EXERCISE PROMPT
Tell me how many lines hold "this", please, using only the number.

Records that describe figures

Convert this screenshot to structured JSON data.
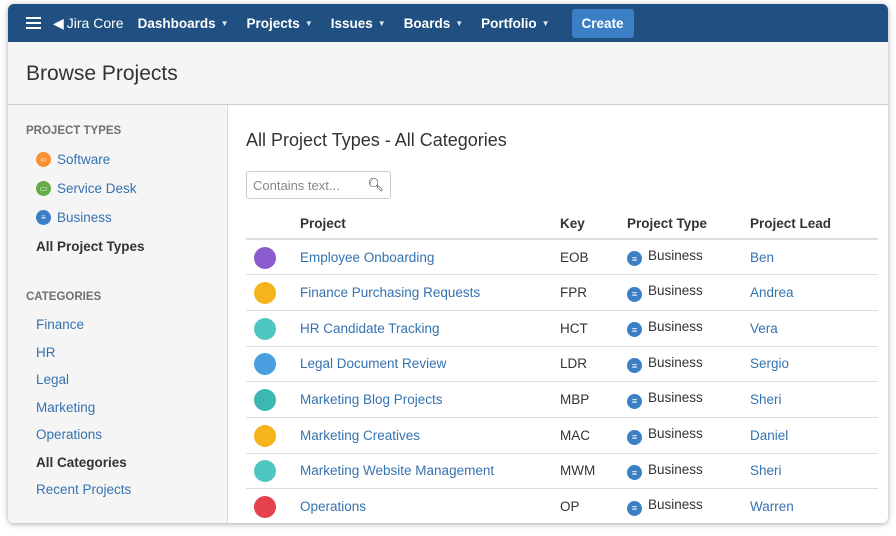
{
  "nav": {
    "logo": "Jira Core",
    "menus": [
      "Dashboards",
      "Projects",
      "Issues",
      "Boards",
      "Portfolio"
    ],
    "create": "Create"
  },
  "page_title": "Browse Projects",
  "sidebar": {
    "types_heading": "PROJECT TYPES",
    "types": [
      {
        "label": "Software",
        "color": "#f79232"
      },
      {
        "label": "Service Desk",
        "color": "#67ab49"
      },
      {
        "label": "Business",
        "color": "#3b7fc4"
      },
      {
        "label": "All Project Types"
      }
    ],
    "categories_heading": "CATEGORIES",
    "categories": [
      "Finance",
      "HR",
      "Legal",
      "Marketing",
      "Operations",
      "All Categories",
      "Recent Projects"
    ]
  },
  "main": {
    "title": "All Project Types - All Categories",
    "search_placeholder": "Contains text...",
    "columns": [
      "Project",
      "Key",
      "Project Type",
      "Project Lead"
    ],
    "rows": [
      {
        "name": "Employee Onboarding",
        "key": "EOB",
        "type": "Business",
        "lead": "Ben",
        "avatar": "#8b5ccf"
      },
      {
        "name": "Finance Purchasing Requests",
        "key": "FPR",
        "type": "Business",
        "lead": "Andrea",
        "avatar": "#f6b41c"
      },
      {
        "name": "HR Candidate Tracking",
        "key": "HCT",
        "type": "Business",
        "lead": "Vera",
        "avatar": "#4fc6c0"
      },
      {
        "name": "Legal Document Review",
        "key": "LDR",
        "type": "Business",
        "lead": "Sergio",
        "avatar": "#4a9fe0"
      },
      {
        "name": "Marketing Blog Projects",
        "key": "MBP",
        "type": "Business",
        "lead": "Sheri",
        "avatar": "#3cb8b0"
      },
      {
        "name": "Marketing Creatives",
        "key": "MAC",
        "type": "Business",
        "lead": "Daniel",
        "avatar": "#f6b41c"
      },
      {
        "name": "Marketing Website Management",
        "key": "MWM",
        "type": "Business",
        "lead": "Sheri",
        "avatar": "#4fc6c0"
      },
      {
        "name": "Operations",
        "key": "OP",
        "type": "Business",
        "lead": "Warren",
        "avatar": "#e5424d"
      }
    ]
  }
}
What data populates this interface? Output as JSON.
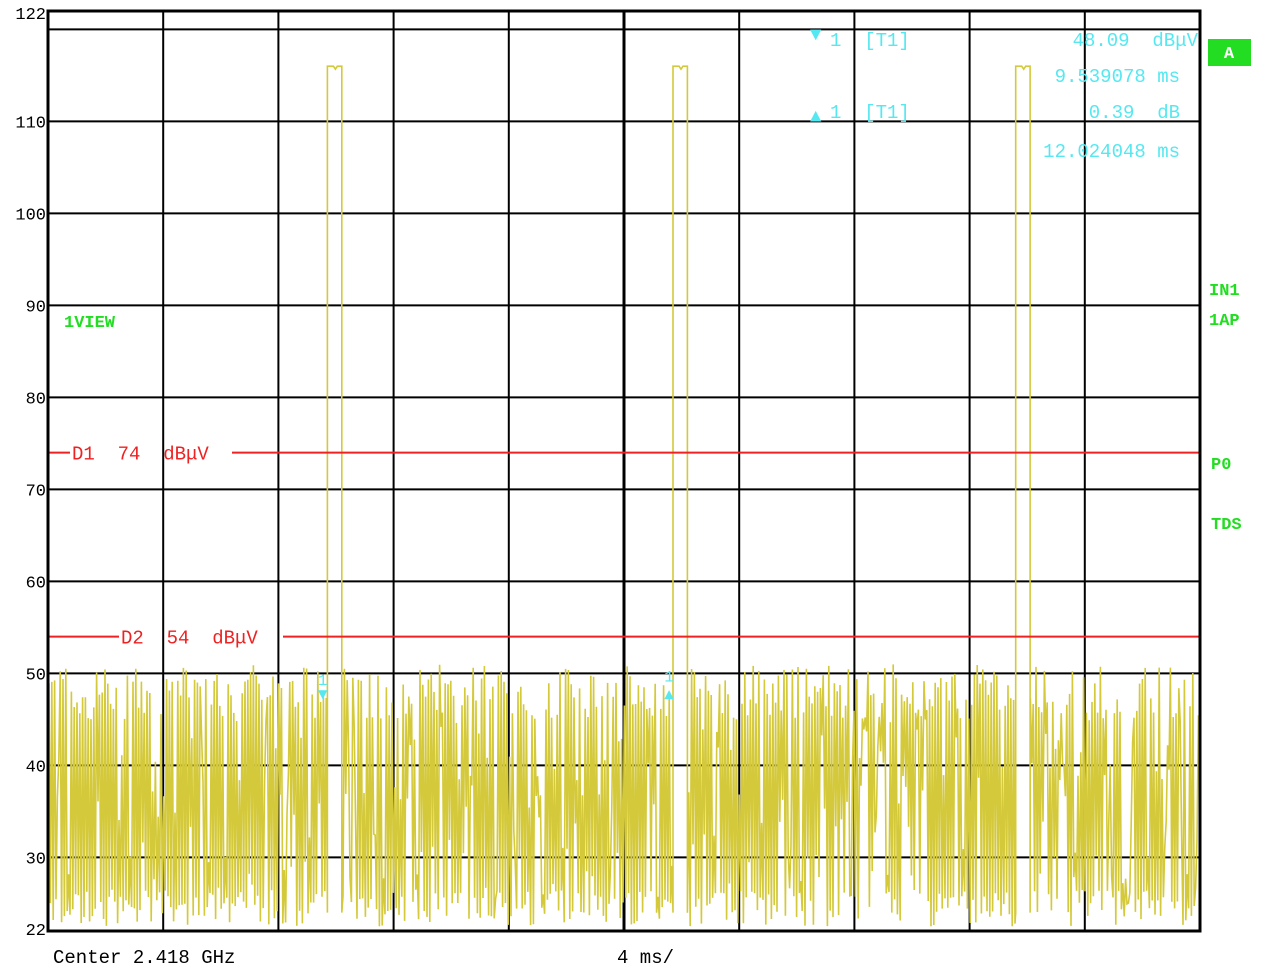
{
  "chart_data": {
    "type": "line",
    "title": "",
    "xlabel": "",
    "ylabel": "",
    "ylim": [
      22,
      122
    ],
    "xlim_ms": [
      0,
      40
    ],
    "grid": true,
    "y_ticks": [
      "122",
      "110",
      "100",
      "90",
      "80",
      "70",
      "60",
      "50",
      "40",
      "30",
      "22"
    ],
    "y_tick_values": [
      122,
      110,
      100,
      90,
      80,
      70,
      60,
      50,
      40,
      30,
      22
    ],
    "display_lines": [
      {
        "name": "D1",
        "value": 74,
        "label": "D1  74  dBμV",
        "color": "#ee2222"
      },
      {
        "name": "D2",
        "value": 54,
        "label": "D2  54  dBμV",
        "color": "#ee2222"
      }
    ],
    "series": [
      {
        "color": "#d4c93a",
        "noise_floor_range": [
          22,
          50
        ],
        "pulses": [
          {
            "start_ms": 9.7,
            "end_ms": 10.2,
            "level": 116
          },
          {
            "start_ms": 21.7,
            "end_ms": 22.2,
            "level": 116
          },
          {
            "start_ms": 33.6,
            "end_ms": 34.1,
            "level": 116
          }
        ]
      }
    ],
    "markers": [
      {
        "symbol": "▼",
        "label": "1",
        "x_ms": 9.539078,
        "y": 48.09
      },
      {
        "symbol": "▲",
        "label": "1",
        "x_ms": 21.563126,
        "y": 48.48
      }
    ],
    "marker_readout": [
      {
        "line1": "1  [T1]",
        "value": "48.09  dBμV",
        "time": "9.539078 ms"
      },
      {
        "line1": "1  [T1]",
        "value": "0.39  dB",
        "time": "12.024048 ms"
      }
    ]
  },
  "footer": {
    "center": "Center 2.418 GHz",
    "span": "4 ms/"
  },
  "right_labels": {
    "trace_box": "A",
    "in": "IN1",
    "ap": "1AP",
    "p": "P0",
    "tds": "TDS"
  },
  "left_labels": {
    "view": "1VIEW"
  },
  "colors": {
    "grid": "#000000",
    "trace": "#d4c93a",
    "display_line": "#ee2222",
    "marker": "#55e8f0",
    "status": "#22dd22",
    "background": "#ffffff"
  }
}
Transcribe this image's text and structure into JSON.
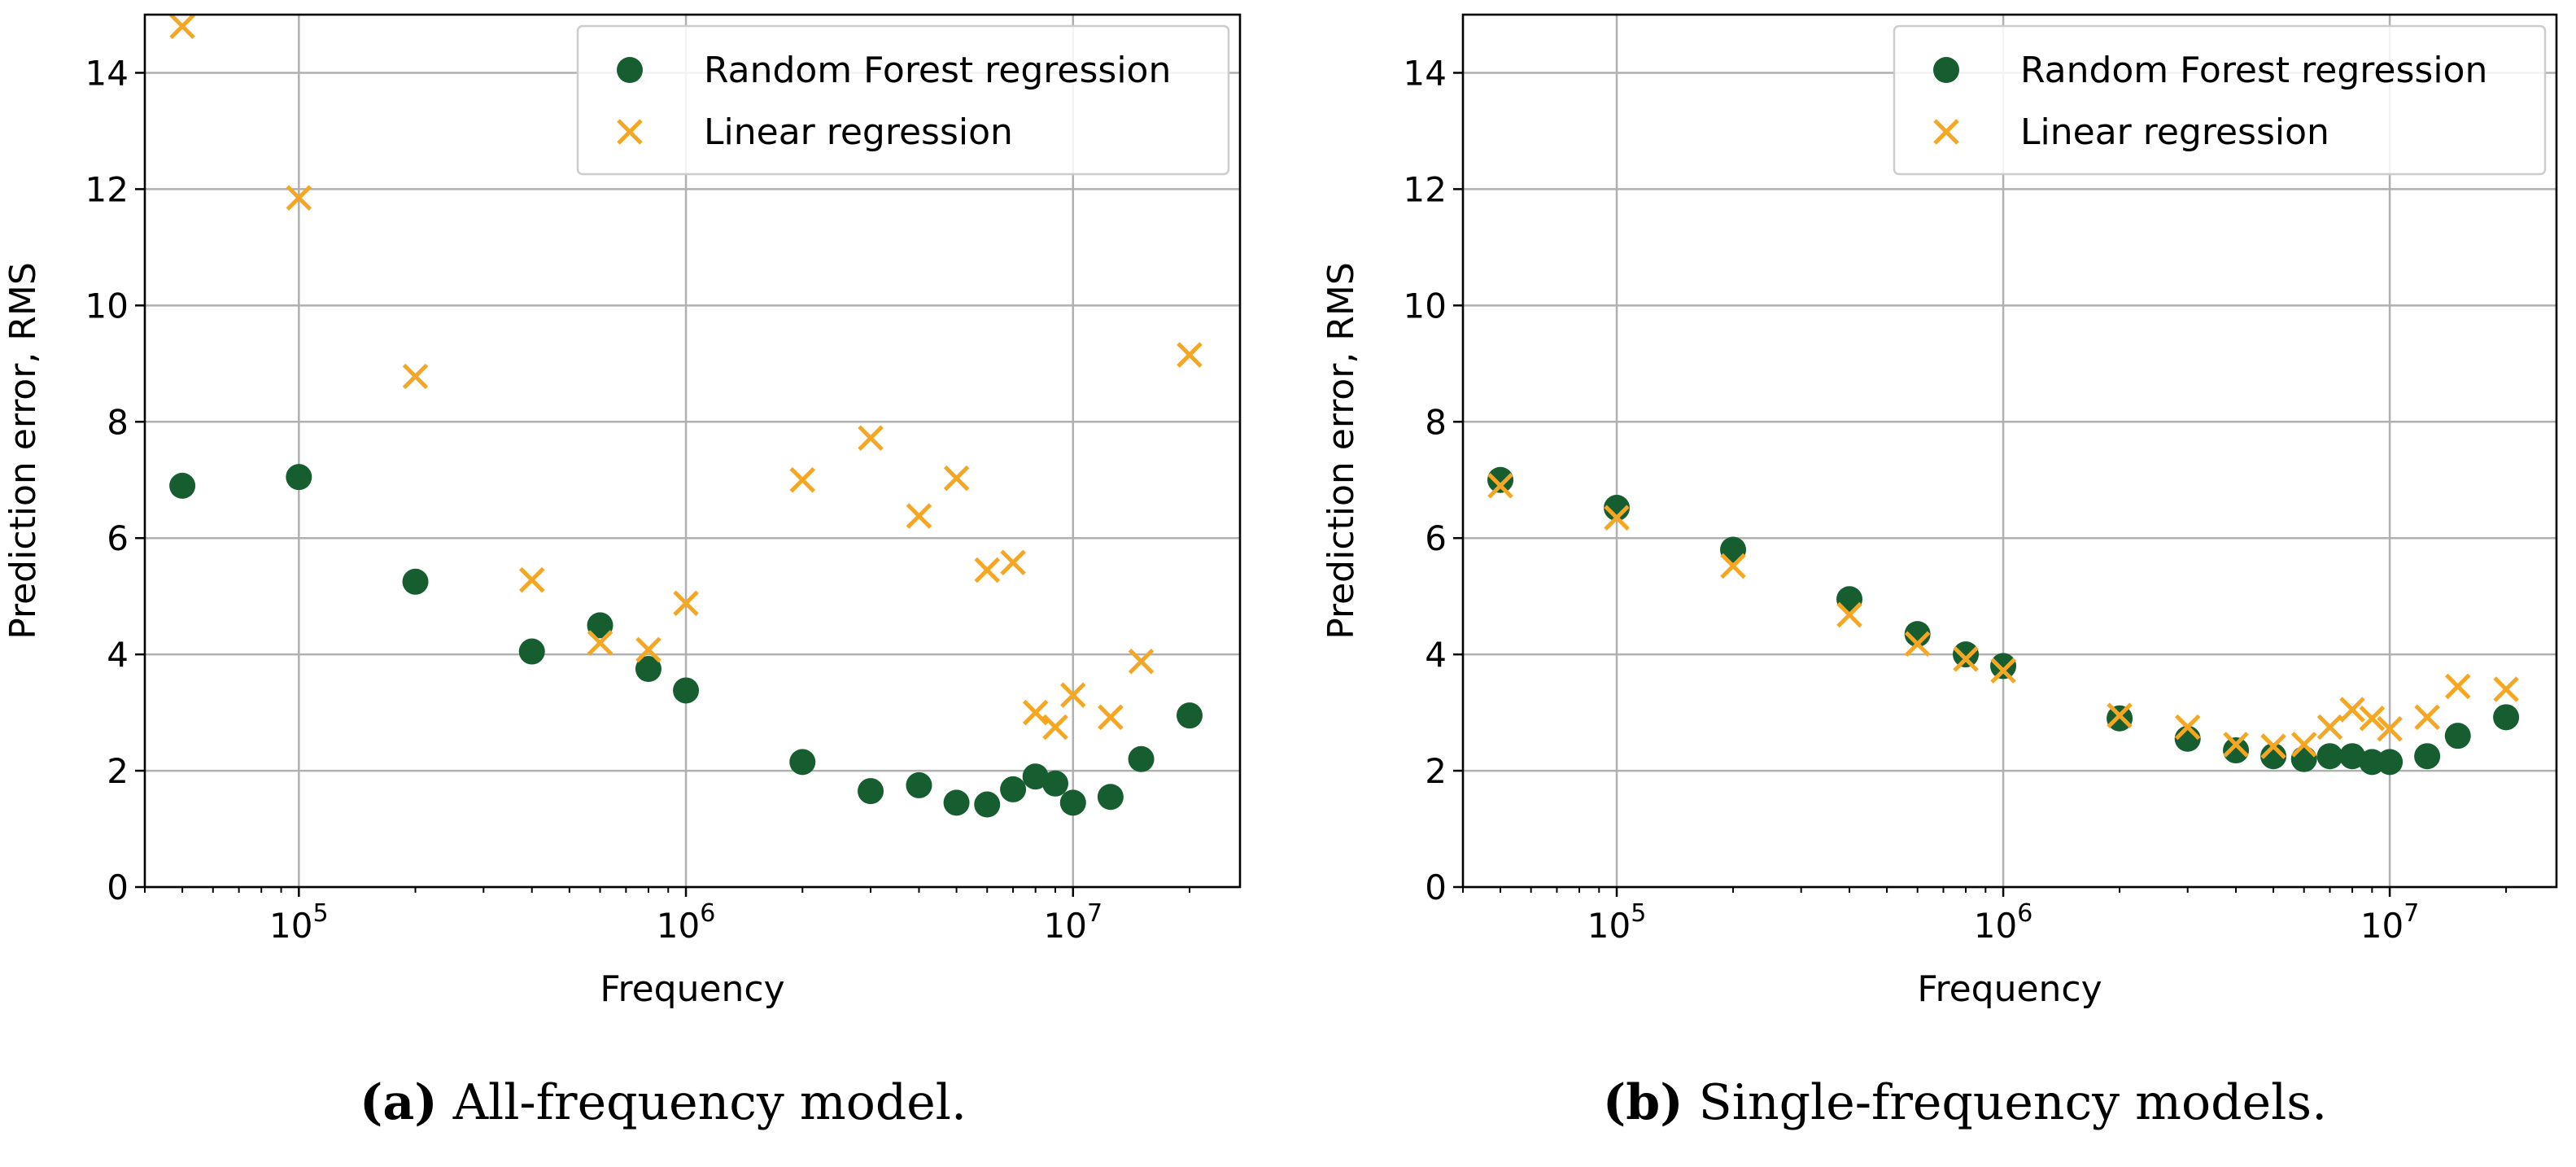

COMPLETE OUTPUT
3